* START RECORDS SUPPLIED *

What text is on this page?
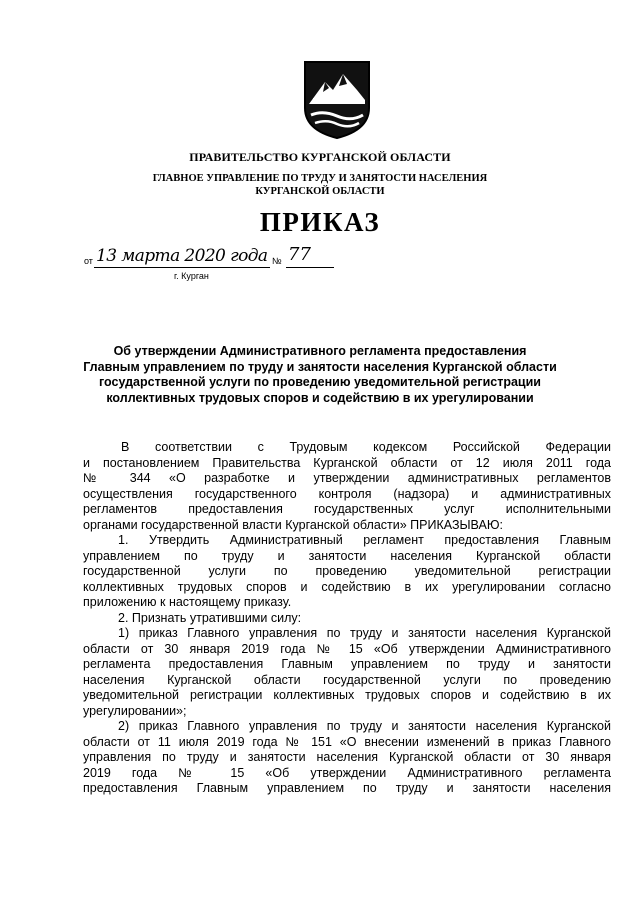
ПРАВИТЕЛЬСТВО КУРГАНСКОЙ ОБЛАСТИ
ГЛАВНОЕ УПРАВЛЕНИЕ ПО ТРУДУ И ЗАНЯТОСТИ НАСЕЛЕНИЯ
КУРГАНСКОЙ ОБЛАСТИ
ПРИКАЗ
от 13 марта 2020 года № 77
г. Курган
Об утверждении Административного регламента предоставления
Главным управлением по труду и занятости населения Курганской области
государственной услуги по проведению уведомительной регистрации
коллективных трудовых споров и содействию в их урегулировании
В соответствии с Трудовым кодексом Российской Федерации
и постановлением Правительства Курганской области от 12 июля 2011 года
№ 344 «О разработке и утверждении административных регламентов
осуществления государственного контроля (надзора) и административных
регламентов предоставления государственных услуг исполнительными
органами государственной власти Курганской области» ПРИКАЗЫВАЮ:
1. Утвердить Административный регламент предоставления Главным
управлением по труду и занятости населения Курганской области
государственной услуги по проведению уведомительной регистрации
коллективных трудовых споров и содействию в их урегулировании согласно
приложению к настоящему приказу.
2. Признать утратившими силу:
1) приказ Главного управления по труду и занятости населения Курганской
области от 30 января 2019 года № 15 «Об утверждении Административного
регламента предоставления Главным управлением по труду и занятости
населения Курганской области государственной услуги по проведению
уведомительной регистрации коллективных трудовых споров и содействию в их
урегулировании»;
2) приказ Главного управления по труду и занятости населения Курганской
области от 11 июля 2019 года № 151 «О внесении изменений в приказ Главного
управления по труду и занятости населения Курганской области от 30 января
2019 года № 15 «Об утверждении Административного регламента
предоставления Главным управлением по труду и занятости населения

* END RECORDS SUPPLIED *

GOAL: Pick out the lines containing the word "предоставления" and show them.

ANSWER TO THIS EXERCISE:
Об утверждении Административного регламента предоставления
регламентов предоставления государственных услуг исполнительными
1. Утвердить Административный регламент предоставления Главным
регламента предоставления Главным управлением по труду и занятости
предоставления Главным управлением по труду и занятости населения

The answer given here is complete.